Goal |
An exact reproduction of the records is required, with all images left out.

Provided information |
********

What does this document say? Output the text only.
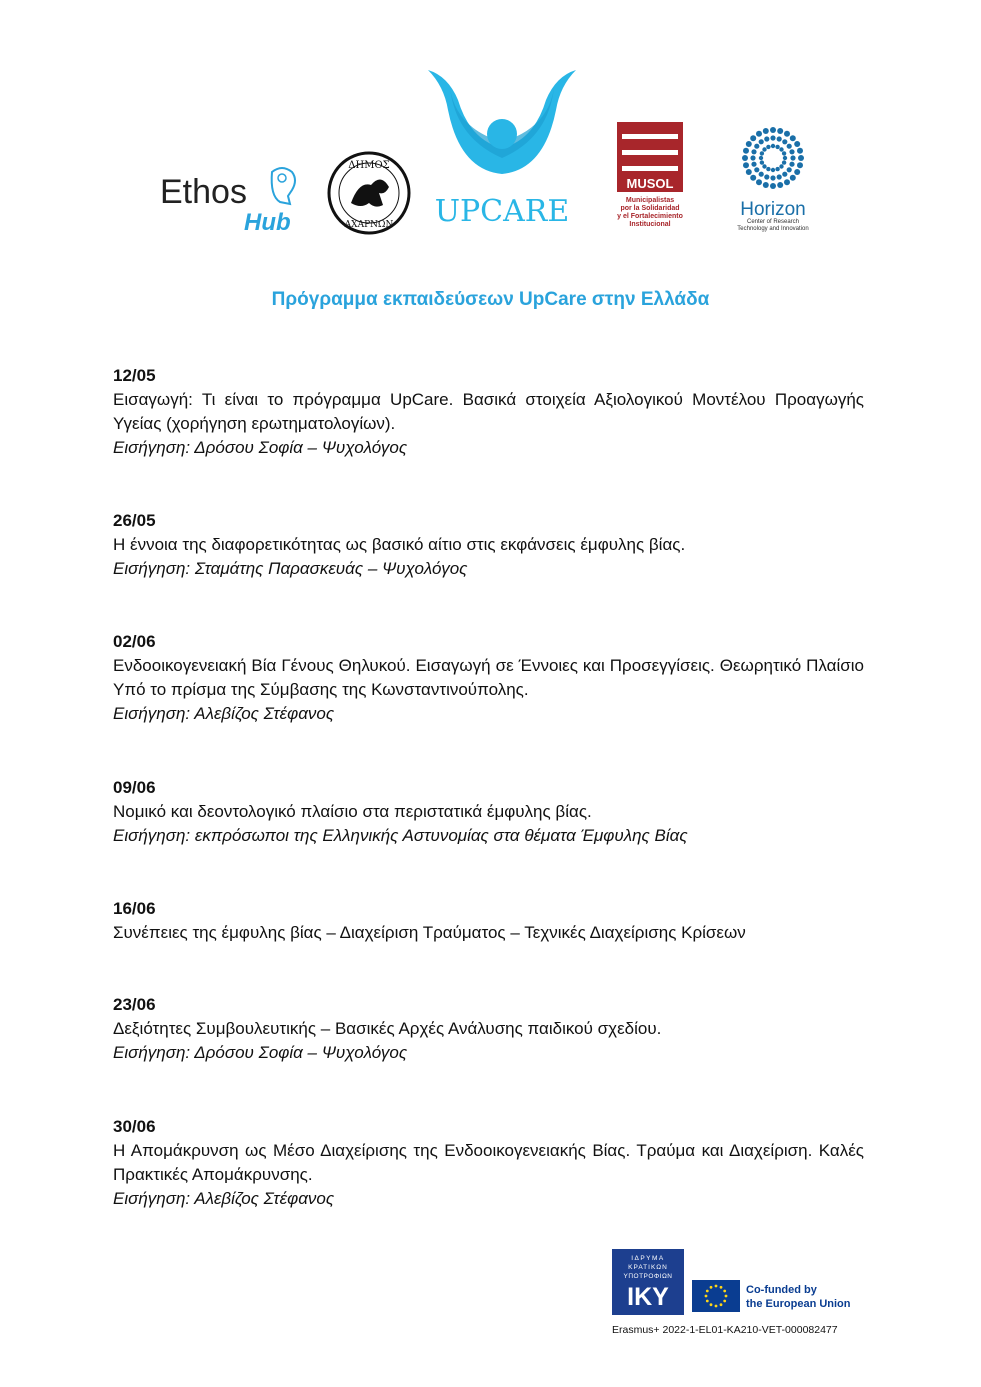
Ethos
Hub
ΔΗΜΟΣ
ΑΧΑΡΝΩΝ UPCARE
MUSOL
Municipalistas
por la Solidaridad
y el Fortalecimiento
Institucional
Horizon
Center of Research
Technology and Innovation
Πρόγραμμα εκπαιδεύσεων UpCare στην Ελλάδα
12/05
Εισαγωγή: Τι είναι το πρόγραμμα UpCare. Βασικά στοιχεία Αξιολογικού Μοντέλου Προαγωγής Υγείας (χορήγηση ερωτηματολογίων).
Εισήγηση: Δρόσου Σοφία – Ψυχολόγος
26/05
Η έννοια της διαφορετικότητας ως βασικό αίτιο στις εκφάνσεις έμφυλης βίας.
Εισήγηση: Σταμάτης Παρασκευάς – Ψυχολόγος
02/06
Ενδοοικογενειακή Βία Γένους Θηλυκού. Εισαγωγή σε Έννοιες και Προσεγγίσεις. Θεωρητικό Πλαίσιο Υπό το πρίσμα της Σύμβασης της Κωνσταντινούπολης.
Εισήγηση: Αλεβίζος Στέφανος
09/06
Νομικό και δεοντολογικό πλαίσιο στα περιστατικά έμφυλης βίας.
Εισήγηση: εκπρόσωποι της Ελληνικής Αστυνομίας στα θέματα Έμφυλης Βίας
16/06
Συνέπειες της έμφυλης βίας – Διαχείριση Τραύματος – Τεχνικές Διαχείρισης Κρίσεων
23/06
Δεξιότητες Συμβουλευτικής – Βασικές Αρχές Ανάλυσης παιδικού σχεδίου.
Εισήγηση: Δρόσου Σοφία – Ψυχολόγος
30/06
Η Απομάκρυνση ως Μέσο Διαχείρισης της Ενδοοικογενειακής Βίας. Τραύμα και Διαχείριση. Καλές Πρακτικές Απομάκρυνσης.
Εισήγηση: Αλεβίζος Στέφανος
ΙΔΡΥΜΑ
ΚΡΑΤΙΚΩΝ
ΥΠΟΤΡΟΦΙΩΝ
IKY	Co-funded by
the European Union
Erasmus+ 2022-1-EL01-KA210-VET-000082477
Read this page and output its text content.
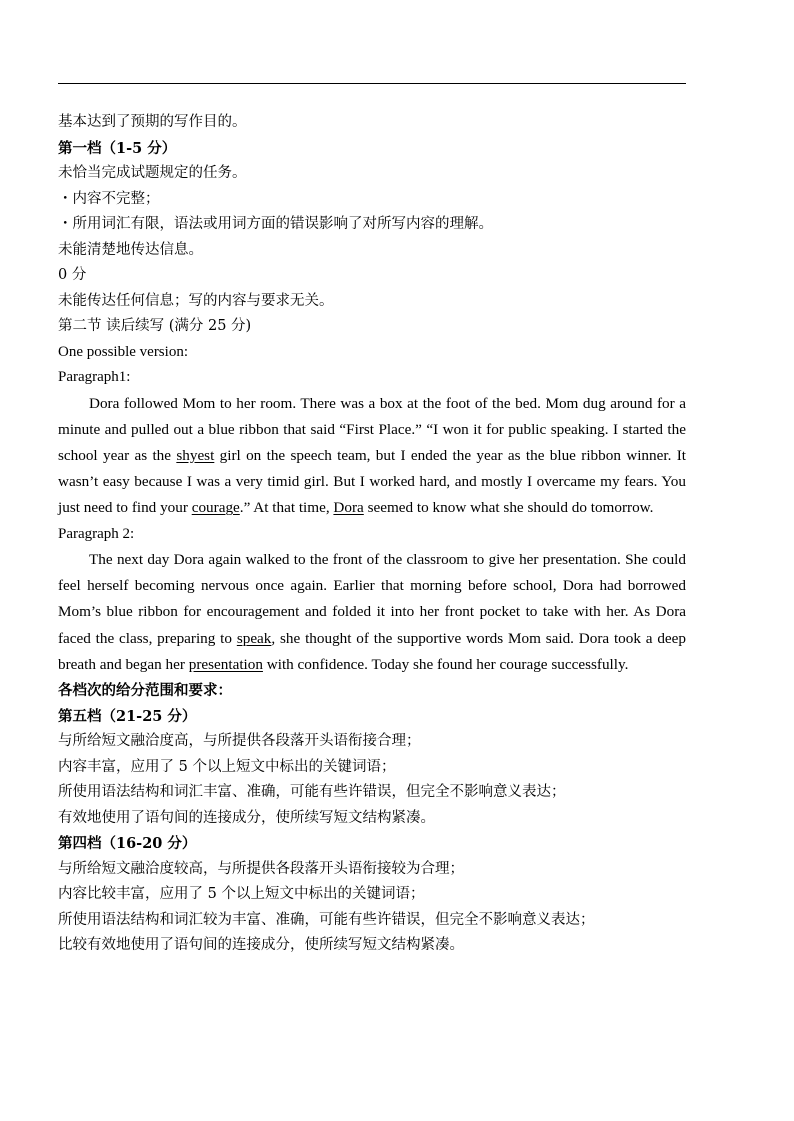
基本达到了预期的写作目的。
第一档（1-5 分）
未恰当完成试题规定的任务。
・内容不完整；
・所用词汇有限，语法或用词方面的错误影响了对所写内容的理解。
未能清楚地传达信息。
0 分
未能传达任何信息；写的内容与要求无关。
第二节 读后续写 (满分 25 分)
One possible version:
Paragraph1:

Dora followed Mom to her room. There was a box at the foot of the bed. Mom dug around for a minute and pulled out a blue ribbon that said “First Place.” “I won it for public speaking. I started the school year as the shyest girl on the speech team, but I ended the year as the blue ribbon winner. It wasn’t easy because I was a very timid girl. But I worked hard, and mostly I overcame my fears. You just need to find your courage.” At that time, Dora seemed to know what she should do tomorrow.

Paragraph 2:

The next day Dora again walked to the front of the classroom to give her presentation. She could feel herself becoming nervous once again. Earlier that morning before school, Dora had borrowed Mom’s blue ribbon for encouragement and folded it into her front pocket to take with her. As Dora faced the class, preparing to speak, she thought of the supportive words Mom said. Dora took a deep breath and began her presentation with confidence. Today she found her courage successfully.

各档次的给分范围和要求：
第五档（21-25 分）
与所给短文融洽度高，与所提供各段落开头语衔接合理；
内容丰富，应用了 5 个以上短文中标出的关键词语；
所使用语法结构和词汇丰富、准确，可能有些许错误，但完全不影响意义表达；
有效地使用了语句间的连接成分，使所续写短文结构紧凑。
第四档（16-20 分）
与所给短文融洽度较高，与所提供各段落开头语衔接较为合理；
内容比较丰富，应用了 5 个以上短文中标出的关键词语；
所使用语法结构和词汇较为丰富、准确，可能有些许错误，但完全不影响意义表达；
比较有效地使用了语句间的连接成分，使所续写短文结构紧凑。
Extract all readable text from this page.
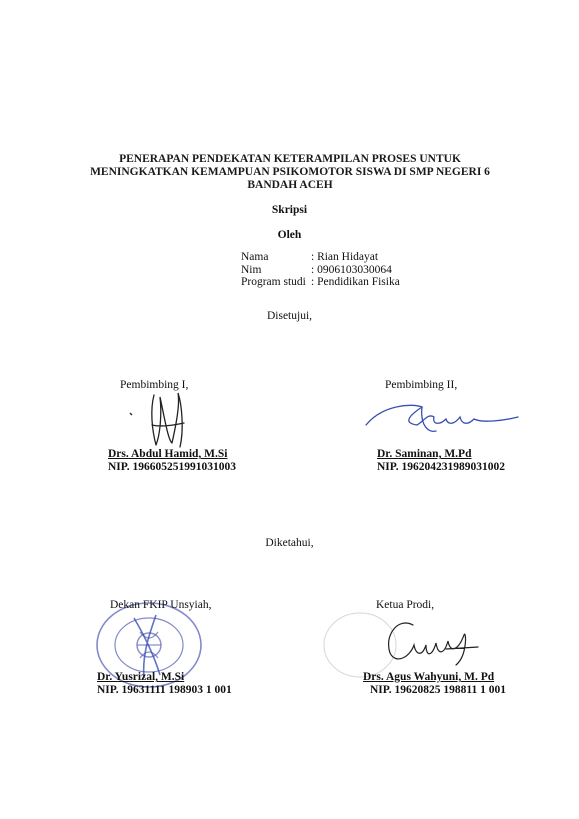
PENERAPAN PENDEKATAN KETERAMPILAN PROSES UNTUK
MENINGKATKAN KEMAMPUAN PSIKOMOTOR SISWA DI SMP NEGERI 6
BANDAH ACEH
Skripsi
Oleh
Nama	: Rian Hidayat
Nim	: 0906103030064
Program studi : Pendidikan Fisika
Disetujui,
Pembimbing I,
Drs. Abdul Hamid, M.Si
NIP. 196605251991031003
Pembimbing II,
Dr. Saminan, M.Pd
NIP. 196204231989031002
Diketahui,
Dekan FKIP Unsyiah,
Dr. Yusrizal, M.Si
NIP. 19631111 198903 1 001
Ketua Prodi,
Drs. Agus Wahyuni, M. Pd
NIP. 19620825 198811 1 001
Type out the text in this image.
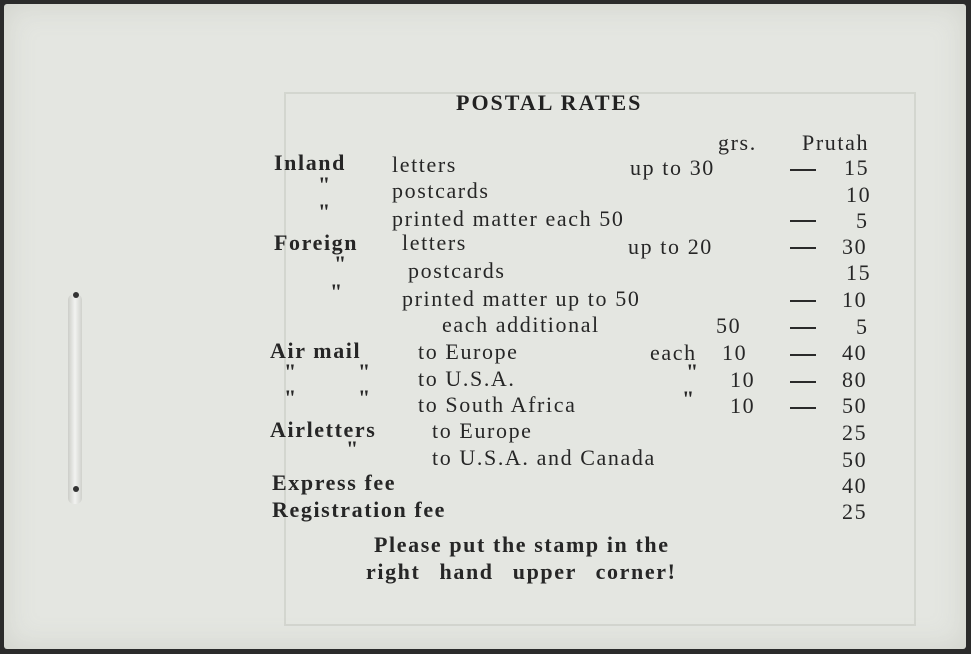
POSTAL RATES
grs. Prutah
Inland letters	up to 30	15
"	postcards	10
"	printed matter each 50	5
Foreign letters	up to 20	30
"	postcards	15
"	printed matter up to 50	10
each additional	50	5
Air mail	to Europe	each 10	40
"	" to U.S.A.	" 10	80
"	" to South Africa	" 10	50
Airletters	to Europe	25
"	to U.S.A. and Canada	50
Express fee	40
Registration fee	25
Please put the stamp in the
right hand upper corner!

********

Task output |
What does this document say? Output the text only.
Ethos
Hub
ΔΗΜΟΣ
ΑΧΑΡΝΩΝ UPCARE
MUSOL
Municipalistas
por la Solidaridad
y el Fortalecimiento
Institucional
Horizon
Center of Research
Technology and Innovation
Πρόγραμμα εκπαιδεύσεων UpCare στην Ελλάδα
12/05
Εισαγωγή: Τι είναι το πρόγραμμα UpCare. Βασικά στοιχεία Αξιολογικού Μοντέλου Προαγωγής Υγείας (χορήγηση ερωτηματολογίων).
Εισήγηση: Δρόσου Σοφία – Ψυχολόγος
26/05
Η έννοια της διαφορετικότητας ως βασικό αίτιο στις εκφάνσεις έμφυλης βίας.
Εισήγηση: Σταμάτης Παρασκευάς – Ψυχολόγος
02/06
Ενδοοικογενειακή Βία Γένους Θηλυκού. Εισαγωγή σε Έννοιες και Προσεγγίσεις. Θεωρητικό Πλαίσιο Υπό το πρίσμα της Σύμβασης της Κωνσταντινούπολης.
Εισήγηση: Αλεβίζος Στέφανος
09/06
Νομικό και δεοντολογικό πλαίσιο στα περιστατικά έμφυλης βίας.
Εισήγηση: εκπρόσωποι της Ελληνικής Αστυνομίας στα θέματα Έμφυλης Βίας
16/06
Συνέπειες της έμφυλης βίας – Διαχείριση Τραύματος – Τεχνικές Διαχείρισης Κρίσεων
23/06
Δεξιότητες Συμβουλευτικής – Βασικές Αρχές Ανάλυσης παιδικού σχεδίου.
Εισήγηση: Δρόσου Σοφία – Ψυχολόγος
30/06
Η Απομάκρυνση ως Μέσο Διαχείρισης της Ενδοοικογενειακής Βίας. Τραύμα και Διαχείριση. Καλές Πρακτικές Απομάκρυνσης.
Εισήγηση: Αλεβίζος Στέφανος
ΙΔΡΥΜΑ
ΚΡΑΤΙΚΩΝ
ΥΠΟΤΡΟΦΙΩΝ
IKY	Co-funded by
the European Union
Erasmus+ 2022-1-EL01-KA210-VET-000082477
Read this page and output its text content.
基本达到了预期的写作目的。
第一档（1-5 分）
未恰当完成试题规定的任务。
・内容不完整；
・所用词汇有限，语法或用词方面的错误影响了对所写内容的理解。
未能清楚地传达信息。
0 分
未能传达任何信息；写的内容与要求无关。
第二节 读后续写 (满分 25 分)
One possible version:
Paragraph1:

Dora followed Mom to her room. There was a box at the foot of the bed. Mom dug around for a minute and pulled out a blue ribbon that said “First Place.” “I won it for public speaking. I started the school year as the shyest girl on the speech team, but I ended the year as the blue ribbon winner. It wasn’t easy because I was a very timid girl. But I worked hard, and mostly I overcame my fears. You just need to find your courage.” At that time, Dora seemed to know what she should do tomorrow.

Paragraph 2:

The next day Dora again walked to the front of the classroom to give her presentation. She could feel herself becoming nervous once again. Earlier that morning before school, Dora had borrowed Mom’s blue ribbon for encouragement and folded it into her front pocket to take with her. As Dora faced the class, preparing to speak, she thought of the supportive words Mom said. Dora took a deep breath and began her presentation with confidence. Today she found her courage successfully.

各档次的给分范围和要求：
第五档（21-25 分）
与所给短文融洽度高，与所提供各段落开头语衔接合理；
内容丰富，应用了 5 个以上短文中标出的关键词语；
所使用语法结构和词汇丰富、准确，可能有些许错误，但完全不影响意义表达；
有效地使用了语句间的连接成分，使所续写短文结构紧凑。
第四档（16-20 分）
与所给短文融洽度较高，与所提供各段落开头语衔接较为合理；
内容比较丰富，应用了 5 个以上短文中标出的关键词语；
所使用语法结构和词汇较为丰富、准确，可能有些许错误，但完全不影响意义表达；
比较有效地使用了语句间的连接成分，使所续写短文结构紧凑。
Extract all readable text from this page.
PENERAPAN PENDEKATAN KETERAMPILAN PROSES UNTUK
MENINGKATKAN KEMAMPUAN PSIKOMOTOR SISWA DI SMP NEGERI 6
BANDAH ACEH
Skripsi
Oleh
Nama	: Rian Hidayat
Nim	: 0906103030064
Program studi : Pendidikan Fisika
Disetujui,
Pembimbing I,
Drs. Abdul Hamid, M.Si
NIP. 196605251991031003
Pembimbing II,
Dr. Saminan, M.Pd
NIP. 196204231989031002
Diketahui,
Dekan FKIP Unsyiah,
Dr. Yusrizal, M.Si
NIP. 19631111 198903 1 001
Ketua Prodi,
Drs. Agus Wahyuni, M. Pd
NIP. 19620825 198811 1 001
Type out the text in this image.
POSTAL RATES
grs. Prutah
Inland letters	up to 30	15
"	postcards	10
"	printed matter each 50	5
Foreign letters	up to 20	30
"	postcards	15
"	printed matter up to 50	10
each additional	50	5
Air mail	to Europe	each 10	40
"	" to U.S.A.	" 10	80
"	" to South Africa	" 10	50
Airletters	to Europe	25
"	to U.S.A. and Canada	50
Express fee	40
Registration fee	25
Please put the stamp in the
right hand upper corner!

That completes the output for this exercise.